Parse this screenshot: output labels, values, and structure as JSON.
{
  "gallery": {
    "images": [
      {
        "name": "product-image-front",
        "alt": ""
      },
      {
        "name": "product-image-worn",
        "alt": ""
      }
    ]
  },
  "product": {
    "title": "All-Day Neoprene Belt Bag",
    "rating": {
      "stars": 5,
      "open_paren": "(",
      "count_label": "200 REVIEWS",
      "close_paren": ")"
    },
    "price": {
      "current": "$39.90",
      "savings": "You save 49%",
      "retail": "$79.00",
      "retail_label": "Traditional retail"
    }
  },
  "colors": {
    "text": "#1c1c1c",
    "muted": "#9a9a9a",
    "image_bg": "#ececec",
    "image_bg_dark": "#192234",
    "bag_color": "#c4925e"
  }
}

────

Work to complete>
What do the records say? Quote them all exactly.

Correct output>
Parse this screenshot: output labels, values, and structure as JSON.
{
  "gallery": {
    "images": [
      {
        "name": "product-image-front",
        "alt": ""
      },
      {
        "name": "product-image-worn",
        "alt": ""
      }
    ]
  },
  "product": {
    "title": "All-Day Neoprene Belt Bag",
    "rating": {
      "stars": 5,
      "open_paren": "(",
      "count_label": "200 REVIEWS",
      "close_paren": ")"
    },
    "price": {
      "current": "$39.90",
      "savings": "You save 49%",
      "retail": "$79.00",
      "retail_label": "Traditional retail"
    }
  },
  "colors": {
    "text": "#1c1c1c",
    "muted": "#9a9a9a",
    "image_bg": "#ececec",
    "image_bg_dark": "#192234",
    "bag_color": "#c4925e"
  }
}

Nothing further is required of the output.